Aim: Lines containing the string "Size" are to be collected in full.
--- Begin Available records ---
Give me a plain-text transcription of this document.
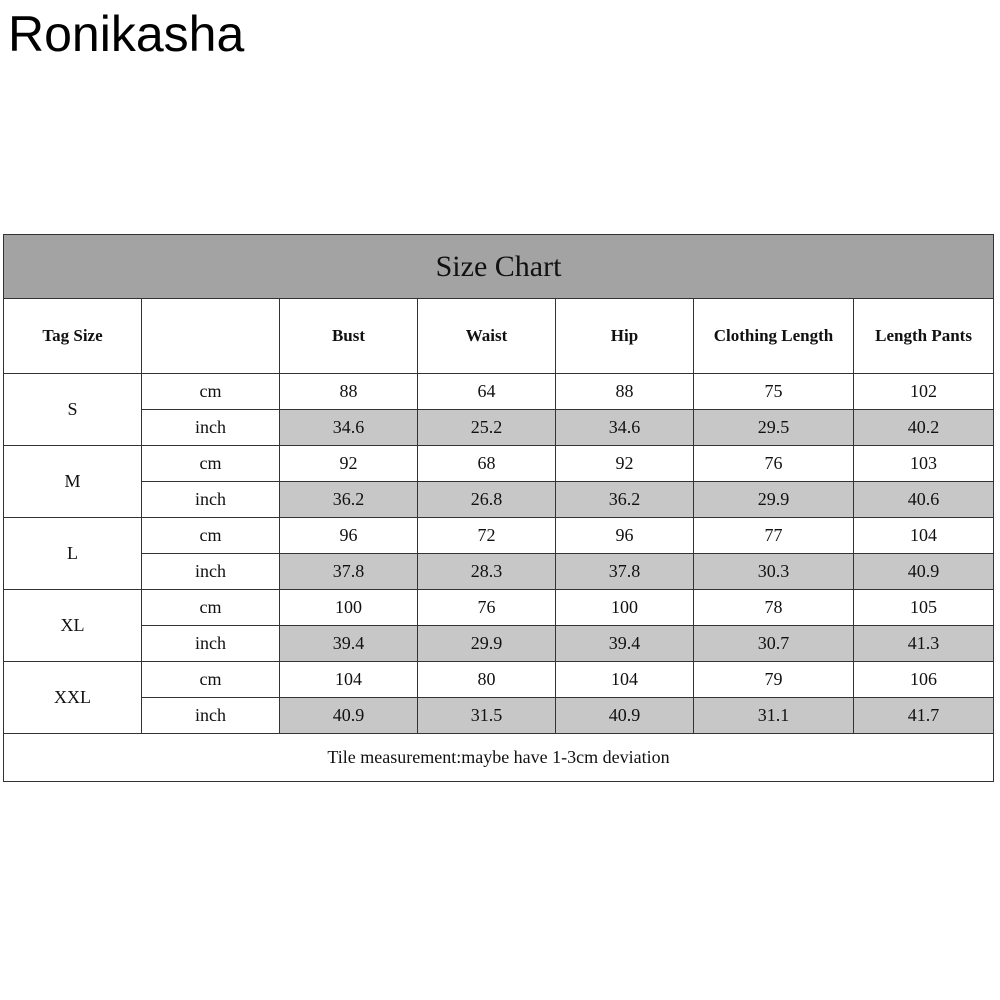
Ronikasha
Size Chart						
Tag Size		Bust	Waist	Hip	Clothing Length	Length Pants
S	cm	88	64	88	75	102
	inch	34.6	25.2	34.6	29.5	40.2
M	cm	92	68	92	76	103
	inch	36.2	26.8	36.2	29.9	40.6
L	cm	96	72	96	77	104
	inch	37.8	28.3	37.8	30.3	40.9
XL	cm	100	76	100	78	105
	inch	39.4	29.9	39.4	30.7	41.3
XXL	cm	104	80	104	79	106
	inch	40.9	31.5	40.9	31.1	41.7
Tile measurement:maybe have 1-3cm deviation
--- End Available records ---
Answer to the problem:
Size Chart						
Tag Size		Bust	Waist	Hip	Clothing Length	Length Pants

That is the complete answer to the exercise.